- _Given exercise_
Set down all of the data that follows word for word, without the images.

(Entries from a visual dataset)

----------------

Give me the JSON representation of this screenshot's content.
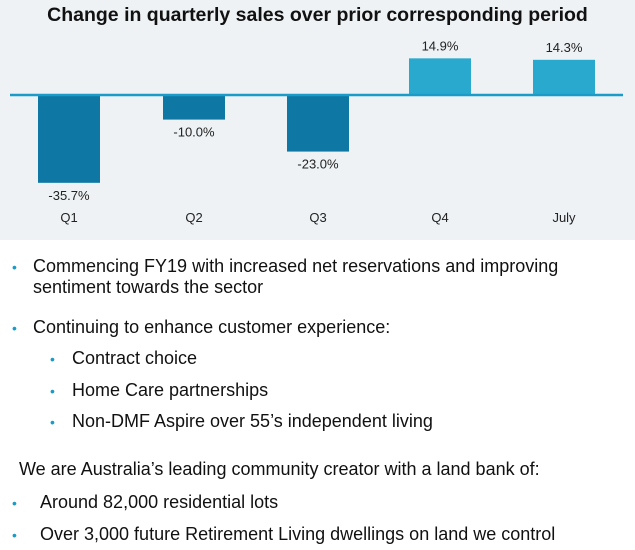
{
  "chart_data": {
    "type": "bar",
    "title": "Change in quarterly sales over prior corresponding period",
    "categories": [
      "Q1",
      "Q2",
      "Q3",
      "Q4",
      "July"
    ],
    "values": [
      -35.7,
      -10.0,
      -23.0,
      14.9,
      14.3
    ],
    "value_labels": [
      "-35.7%",
      "-10.0%",
      "-23.0%",
      "14.9%",
      "14.3%"
    ],
    "xlabel": "",
    "ylabel": "",
    "ylim": [
      -36,
      15
    ],
    "grid": false,
    "colors": {
      "negative": "#0e77a3",
      "positive": "#29a9cd",
      "axis": "#1a9bc8"
    }
  },
  "bullets": {
    "b1_line1": "Commencing FY19 with increased net reservations and improving",
    "b1_line2": "sentiment towards the sector",
    "b2": "Continuing to enhance customer experience:",
    "sub1": "Contract choice",
    "sub2": "Home Care partnerships",
    "sub3": "Non-DMF Aspire over 55’s independent living",
    "intro": "We are Australia’s leading community creator with a land bank of:",
    "b3": "Around 82,000 residential lots",
    "b4": "Over 3,000 future Retirement Living dwellings on land we control",
    "bullet_char": "•",
    "bullet_color": "#1a9bc8"
  }
}
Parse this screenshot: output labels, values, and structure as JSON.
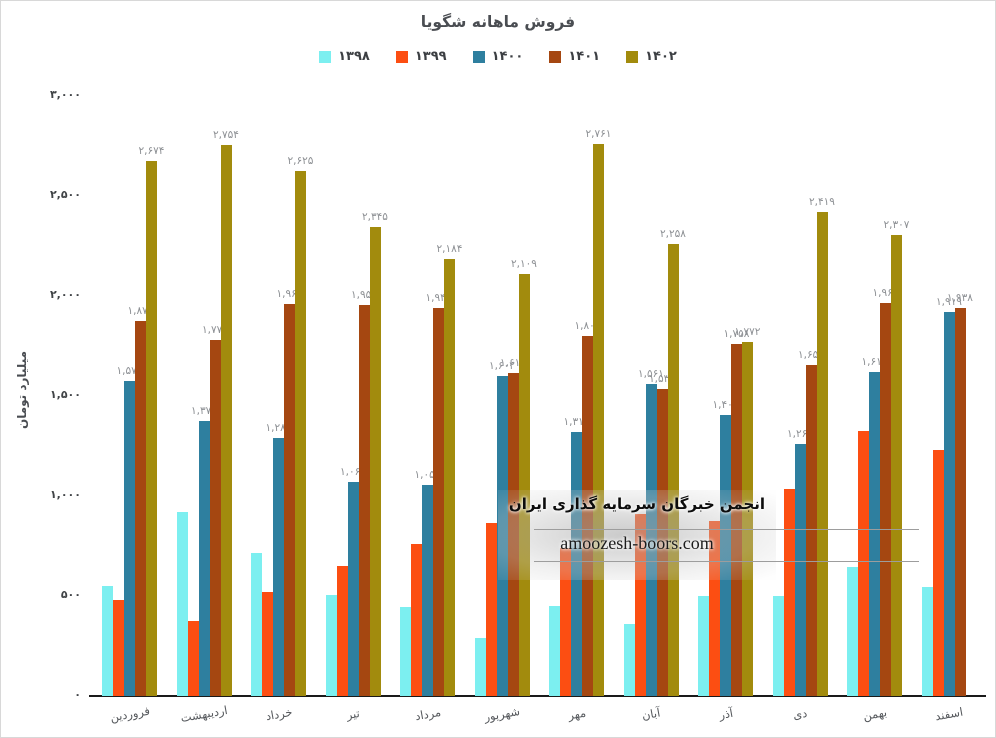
{
  "title": "فروش ماهانه شگویا",
  "y_axis_title": "میلیارد تومان",
  "watermark": {
    "org_name": "انجمن خبرگان سرمایه گذاری ایران",
    "domain": "amoozesh-boors.com"
  },
  "chart_data": {
    "type": "bar",
    "title": "فروش ماهانه شگویا",
    "xlabel": "",
    "ylabel": "میلیارد تومان",
    "ylim": [
      0,
      3000
    ],
    "ytick_step": 500,
    "grid": false,
    "legend_position": "top",
    "digit_style": "persian",
    "categories": [
      "فروردین",
      "اردیبهشت",
      "خرداد",
      "تیر",
      "مرداد",
      "شهریور",
      "مهر",
      "آبان",
      "آذر",
      "دی",
      "بهمن",
      "اسفند"
    ],
    "series": [
      {
        "name": "۱۳۹۸",
        "year": 1398,
        "color": "#7CEFF0",
        "data_labels": false,
        "values": [
          550,
          920,
          715,
          505,
          445,
          290,
          450,
          360,
          500,
          500,
          645,
          545
        ]
      },
      {
        "name": "۱۳۹۹",
        "year": 1399,
        "color": "#FC4E12",
        "data_labels": false,
        "values": [
          480,
          375,
          520,
          650,
          760,
          865,
          740,
          910,
          875,
          1035,
          1325,
          1230
        ]
      },
      {
        "name": "۱۴۰۰",
        "year": 1400,
        "color": "#2E7F9F",
        "data_labels": true,
        "values": [
          1574,
          1373,
          1288,
          1068,
          1054,
          1602,
          1318,
          1561,
          1407,
          1260,
          1618,
          1919
        ]
      },
      {
        "name": "۱۴۰۱",
        "year": 1401,
        "color": "#A54711",
        "data_labels": true,
        "values": [
          1874,
          1778,
          1962,
          1956,
          1942,
          1617,
          1800,
          1536,
          1758,
          1654,
          1964,
          1938
        ]
      },
      {
        "name": "۱۴۰۲",
        "year": 1402,
        "color": "#A28B0D",
        "data_labels": true,
        "values": [
          2674,
          2754,
          2625,
          2345,
          2184,
          2109,
          2761,
          2258,
          1772,
          2419,
          2307,
          null
        ]
      }
    ]
  }
}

----------------

- _Result of this exercise_
Give me the JSON representation of this screenshot's content.
{
  "chart_data": {
    "type": "bar",
    "title": "Change in quarterly sales over prior corresponding period",
    "categories": [
      "Q1",
      "Q2",
      "Q3",
      "Q4",
      "July"
    ],
    "values": [
      -35.7,
      -10.0,
      -23.0,
      14.9,
      14.3
    ],
    "value_labels": [
      "-35.7%",
      "-10.0%",
      "-23.0%",
      "14.9%",
      "14.3%"
    ],
    "xlabel": "",
    "ylabel": "",
    "ylim": [
      -36,
      15
    ],
    "grid": false,
    "colors": {
      "negative": "#0e77a3",
      "positive": "#29a9cd",
      "axis": "#1a9bc8"
    }
  },
  "bullets": {
    "b1_line1": "Commencing FY19 with increased net reservations and improving",
    "b1_line2": "sentiment towards the sector",
    "b2": "Continuing to enhance customer experience:",
    "sub1": "Contract choice",
    "sub2": "Home Care partnerships",
    "sub3": "Non-DMF Aspire over 55’s independent living",
    "intro": "We are Australia’s leading community creator with a land bank of:",
    "b3": "Around 82,000 residential lots",
    "b4": "Over 3,000 future Retirement Living dwellings on land we control",
    "bullet_char": "•",
    "bullet_color": "#1a9bc8"
  }
}
Parse this screenshot: output labels, values, and structure as JSON.
{
  "title": "فروش ماهانه شگویا",
  "y_axis_title": "میلیارد تومان",
  "watermark": {
    "org_name": "انجمن خبرگان سرمایه گذاری ایران",
    "domain": "amoozesh-boors.com"
  },
  "chart_data": {
    "type": "bar",
    "title": "فروش ماهانه شگویا",
    "xlabel": "",
    "ylabel": "میلیارد تومان",
    "ylim": [
      0,
      3000
    ],
    "ytick_step": 500,
    "grid": false,
    "legend_position": "top",
    "digit_style": "persian",
    "categories": [
      "فروردین",
      "اردیبهشت",
      "خرداد",
      "تیر",
      "مرداد",
      "شهریور",
      "مهر",
      "آبان",
      "آذر",
      "دی",
      "بهمن",
      "اسفند"
    ],
    "series": [
      {
        "name": "۱۳۹۸",
        "year": 1398,
        "color": "#7CEFF0",
        "data_labels": false,
        "values": [
          550,
          920,
          715,
          505,
          445,
          290,
          450,
          360,
          500,
          500,
          645,
          545
        ]
      },
      {
        "name": "۱۳۹۹",
        "year": 1399,
        "color": "#FC4E12",
        "data_labels": false,
        "values": [
          480,
          375,
          520,
          650,
          760,
          865,
          740,
          910,
          875,
          1035,
          1325,
          1230
        ]
      },
      {
        "name": "۱۴۰۰",
        "year": 1400,
        "color": "#2E7F9F",
        "data_labels": true,
        "values": [
          1574,
          1373,
          1288,
          1068,
          1054,
          1602,
          1318,
          1561,
          1407,
          1260,
          1618,
          1919
        ]
      },
      {
        "name": "۱۴۰۱",
        "year": 1401,
        "color": "#A54711",
        "data_labels": true,
        "values": [
          1874,
          1778,
          1962,
          1956,
          1942,
          1617,
          1800,
          1536,
          1758,
          1654,
          1964,
          1938
        ]
      },
      {
        "name": "۱۴۰۲",
        "year": 1402,
        "color": "#A28B0D",
        "data_labels": true,
        "values": [
          2674,
          2754,
          2625,
          2345,
          2184,
          2109,
          2761,
          2258,
          1772,
          2419,
          2307,
          null
        ]
      }
    ]
  }
}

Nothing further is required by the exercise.